WHAT YOU NEED TO DO: Count, in the entries, the lines with "circle". Answer with the number only.

··· ENTRIES SHOWN ···

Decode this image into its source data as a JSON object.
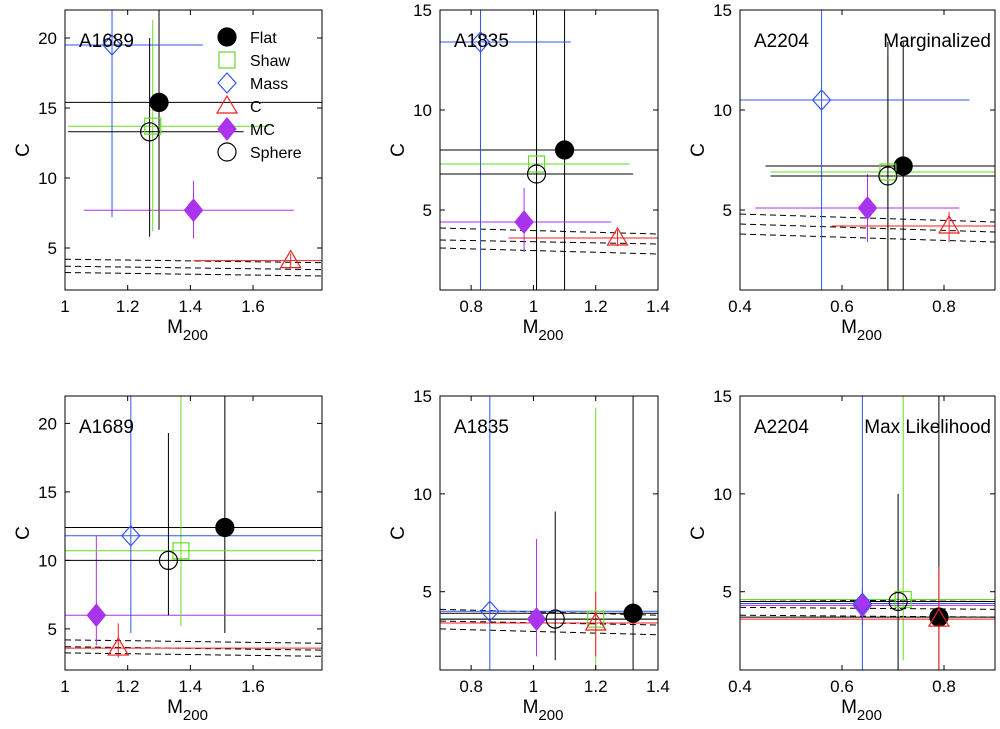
{
  "legend": {
    "entries": [
      {
        "key": "flat",
        "label": "Flat"
      },
      {
        "key": "shaw",
        "label": "Shaw"
      },
      {
        "key": "mass",
        "label": "Mass"
      },
      {
        "key": "c",
        "label": "C"
      },
      {
        "key": "mc",
        "label": "MC"
      },
      {
        "key": "sphere",
        "label": "Sphere"
      }
    ],
    "placement": "top-right of first panel"
  },
  "styles": {
    "flat": {
      "color": "#000000",
      "marker": "filled-circle"
    },
    "shaw": {
      "color": "#66dd22",
      "marker": "open-square"
    },
    "mass": {
      "color": "#3355ee",
      "marker": "open-diamond"
    },
    "c": {
      "color": "#ee2222",
      "marker": "open-triangle"
    },
    "mc": {
      "color": "#aa33ee",
      "marker": "filled-diamond"
    },
    "sphere": {
      "color": "#000000",
      "marker": "open-circle"
    }
  },
  "chart_data": [
    {
      "type": "scatter",
      "cluster": "A1689",
      "label": "",
      "xlabel": "M",
      "xlabel_sub": "200",
      "ylabel": "C",
      "xlim": [
        1.0,
        1.82
      ],
      "ylim": [
        2,
        22
      ],
      "xticks": [
        "1",
        "1.2",
        "1.4",
        "1.6"
      ],
      "yticks": [
        "5",
        "10",
        "15",
        "20"
      ],
      "points": [
        {
          "key": "flat",
          "x": 1.3,
          "y": 15.4,
          "xerr": [
            1.0,
            1.82
          ],
          "yerr": [
            6.3,
            22.0
          ]
        },
        {
          "key": "shaw",
          "x": 1.28,
          "y": 13.7,
          "xerr": [
            1.01,
            1.65
          ],
          "yerr": [
            6.2,
            21.3
          ]
        },
        {
          "key": "mass",
          "x": 1.15,
          "y": 19.5,
          "xerr": [
            1.0,
            1.44
          ],
          "yerr": [
            7.2,
            22.0
          ]
        },
        {
          "key": "c",
          "x": 1.72,
          "y": 4.1,
          "xerr": [
            1.41,
            1.82
          ],
          "yerr": [
            3.6,
            4.6
          ]
        },
        {
          "key": "mc",
          "x": 1.41,
          "y": 7.7,
          "xerr": [
            1.06,
            1.73
          ],
          "yerr": [
            5.7,
            9.8
          ]
        },
        {
          "key": "sphere",
          "x": 1.27,
          "y": 13.3,
          "xerr": [
            1.01,
            1.57
          ],
          "yerr": [
            5.8,
            20.0
          ]
        }
      ],
      "dashed_lines": [
        [
          4.2,
          3.95
        ],
        [
          3.7,
          3.45
        ],
        [
          3.25,
          3.0
        ]
      ]
    },
    {
      "type": "scatter",
      "cluster": "A1835",
      "label": "",
      "xlabel": "M",
      "xlabel_sub": "200",
      "ylabel": "C",
      "xlim": [
        0.7,
        1.4
      ],
      "ylim": [
        1,
        15
      ],
      "xticks": [
        "0.8",
        "1",
        "1.2",
        "1.4"
      ],
      "yticks": [
        "5",
        "10",
        "15"
      ],
      "points": [
        {
          "key": "flat",
          "x": 1.1,
          "y": 8.0,
          "xerr": [
            0.7,
            1.4
          ],
          "yerr": [
            1.0,
            15.0
          ]
        },
        {
          "key": "shaw",
          "x": 1.01,
          "y": 7.3,
          "xerr": [
            0.7,
            1.31
          ],
          "yerr": [
            1.0,
            15.0
          ]
        },
        {
          "key": "mass",
          "x": 0.83,
          "y": 13.4,
          "xerr": [
            0.7,
            1.12
          ],
          "yerr": [
            1.0,
            15.0
          ]
        },
        {
          "key": "c",
          "x": 1.27,
          "y": 3.6,
          "xerr": [
            0.92,
            1.4
          ],
          "yerr": [
            3.2,
            4.0
          ]
        },
        {
          "key": "mc",
          "x": 0.97,
          "y": 4.4,
          "xerr": [
            0.7,
            1.25
          ],
          "yerr": [
            2.9,
            6.1
          ]
        },
        {
          "key": "sphere",
          "x": 1.01,
          "y": 6.8,
          "xerr": [
            0.7,
            1.32
          ],
          "yerr": [
            1.0,
            15.0
          ]
        }
      ],
      "dashed_lines": [
        [
          4.1,
          3.8
        ],
        [
          3.5,
          3.3
        ],
        [
          3.1,
          2.8
        ]
      ]
    },
    {
      "type": "scatter",
      "cluster": "A2204",
      "label": "Marginalized",
      "xlabel": "M",
      "xlabel_sub": "200",
      "ylabel": "C",
      "xlim": [
        0.4,
        0.9
      ],
      "ylim": [
        1,
        15
      ],
      "xticks": [
        "0.4",
        "0.6",
        "0.8"
      ],
      "yticks": [
        "5",
        "10",
        "15"
      ],
      "points": [
        {
          "key": "flat",
          "x": 0.72,
          "y": 7.2,
          "xerr": [
            0.45,
            0.9
          ],
          "yerr": [
            1.0,
            13.4
          ]
        },
        {
          "key": "shaw",
          "x": 0.69,
          "y": 6.9,
          "xerr": [
            0.46,
            0.9
          ],
          "yerr": [
            1.0,
            12.7
          ]
        },
        {
          "key": "mass",
          "x": 0.56,
          "y": 10.5,
          "xerr": [
            0.4,
            0.85
          ],
          "yerr": [
            1.0,
            15.0
          ]
        },
        {
          "key": "c",
          "x": 0.81,
          "y": 4.2,
          "xerr": [
            0.58,
            0.9
          ],
          "yerr": [
            3.4,
            4.9
          ]
        },
        {
          "key": "mc",
          "x": 0.65,
          "y": 5.1,
          "xerr": [
            0.43,
            0.83
          ],
          "yerr": [
            3.4,
            6.8
          ]
        },
        {
          "key": "sphere",
          "x": 0.69,
          "y": 6.7,
          "xerr": [
            0.46,
            0.9
          ],
          "yerr": [
            1.0,
            13.4
          ]
        }
      ],
      "dashed_lines": [
        [
          4.8,
          4.4
        ],
        [
          4.3,
          3.9
        ],
        [
          3.8,
          3.4
        ]
      ]
    },
    {
      "type": "scatter",
      "cluster": "A1689",
      "label": "",
      "xlabel": "M",
      "xlabel_sub": "200",
      "ylabel": "C",
      "xlim": [
        1.0,
        1.82
      ],
      "ylim": [
        2,
        22
      ],
      "xticks": [
        "1",
        "1.2",
        "1.4",
        "1.6"
      ],
      "yticks": [
        "5",
        "10",
        "15",
        "20"
      ],
      "points": [
        {
          "key": "flat",
          "x": 1.51,
          "y": 12.4,
          "xerr": [
            1.0,
            1.82
          ],
          "yerr": [
            4.7,
            22.0
          ]
        },
        {
          "key": "shaw",
          "x": 1.37,
          "y": 10.7,
          "xerr": [
            1.0,
            1.82
          ],
          "yerr": [
            5.2,
            22.0
          ]
        },
        {
          "key": "mass",
          "x": 1.21,
          "y": 11.8,
          "xerr": [
            1.0,
            1.82
          ],
          "yerr": [
            4.7,
            22.0
          ]
        },
        {
          "key": "c",
          "x": 1.17,
          "y": 3.6,
          "xerr": [
            1.0,
            1.82
          ],
          "yerr": [
            2.9,
            5.4
          ]
        },
        {
          "key": "mc",
          "x": 1.1,
          "y": 6.0,
          "xerr": [
            1.0,
            1.82
          ],
          "yerr": [
            3.8,
            11.8
          ]
        },
        {
          "key": "sphere",
          "x": 1.33,
          "y": 10.0,
          "xerr": [
            1.0,
            1.8
          ],
          "yerr": [
            6.0,
            19.3
          ]
        }
      ],
      "dashed_lines": [
        [
          4.2,
          3.95
        ],
        [
          3.7,
          3.45
        ],
        [
          3.25,
          3.0
        ]
      ]
    },
    {
      "type": "scatter",
      "cluster": "A1835",
      "label": "",
      "xlabel": "M",
      "xlabel_sub": "200",
      "ylabel": "C",
      "xlim": [
        0.7,
        1.4
      ],
      "ylim": [
        1,
        15
      ],
      "xticks": [
        "0.8",
        "1",
        "1.2",
        "1.4"
      ],
      "yticks": [
        "5",
        "10",
        "15"
      ],
      "points": [
        {
          "key": "flat",
          "x": 1.32,
          "y": 3.9,
          "xerr": [
            0.7,
            1.4
          ],
          "yerr": [
            1.0,
            15.0
          ]
        },
        {
          "key": "shaw",
          "x": 1.2,
          "y": 3.6,
          "xerr": [
            0.7,
            1.4
          ],
          "yerr": [
            1.0,
            14.4
          ]
        },
        {
          "key": "mass",
          "x": 0.86,
          "y": 4.0,
          "xerr": [
            0.7,
            1.4
          ],
          "yerr": [
            1.0,
            15.0
          ]
        },
        {
          "key": "c",
          "x": 1.2,
          "y": 3.4,
          "xerr": [
            0.7,
            1.4
          ],
          "yerr": [
            1.7,
            5.0
          ]
        },
        {
          "key": "mc",
          "x": 1.01,
          "y": 3.6,
          "xerr": [
            0.7,
            1.4
          ],
          "yerr": [
            1.7,
            7.7
          ]
        },
        {
          "key": "sphere",
          "x": 1.07,
          "y": 3.6,
          "xerr": [
            0.7,
            1.4
          ],
          "yerr": [
            1.5,
            9.1
          ]
        }
      ],
      "dashed_lines": [
        [
          4.1,
          3.8
        ],
        [
          3.5,
          3.3
        ],
        [
          3.1,
          2.8
        ]
      ]
    },
    {
      "type": "scatter",
      "cluster": "A2204",
      "label": "Max Likelihood",
      "xlabel": "M",
      "xlabel_sub": "200",
      "ylabel": "C",
      "xlim": [
        0.4,
        0.9
      ],
      "ylim": [
        1,
        15
      ],
      "xticks": [
        "0.4",
        "0.6",
        "0.8"
      ],
      "yticks": [
        "5",
        "10",
        "15"
      ],
      "points": [
        {
          "key": "flat",
          "x": 0.79,
          "y": 3.7,
          "xerr": [
            0.4,
            0.9
          ],
          "yerr": [
            1.0,
            15.0
          ]
        },
        {
          "key": "shaw",
          "x": 0.72,
          "y": 4.6,
          "xerr": [
            0.4,
            0.9
          ],
          "yerr": [
            1.5,
            15.0
          ]
        },
        {
          "key": "mass",
          "x": 0.64,
          "y": 4.4,
          "xerr": [
            0.4,
            0.9
          ],
          "yerr": [
            1.0,
            15.0
          ]
        },
        {
          "key": "c",
          "x": 0.79,
          "y": 3.6,
          "xerr": [
            0.4,
            0.9
          ],
          "yerr": [
            1.0,
            6.3
          ]
        },
        {
          "key": "mc",
          "x": 0.64,
          "y": 4.3,
          "xerr": [
            0.4,
            0.9
          ],
          "yerr": [
            3.3,
            5.2
          ]
        },
        {
          "key": "sphere",
          "x": 0.71,
          "y": 4.5,
          "xerr": [
            0.4,
            0.9
          ],
          "yerr": [
            1.0,
            10.0
          ]
        }
      ],
      "dashed_lines": [
        [
          4.6,
          4.5
        ],
        [
          4.2,
          4.1
        ],
        [
          3.8,
          3.7
        ]
      ]
    }
  ]
}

···

TASK RESPONSE: 2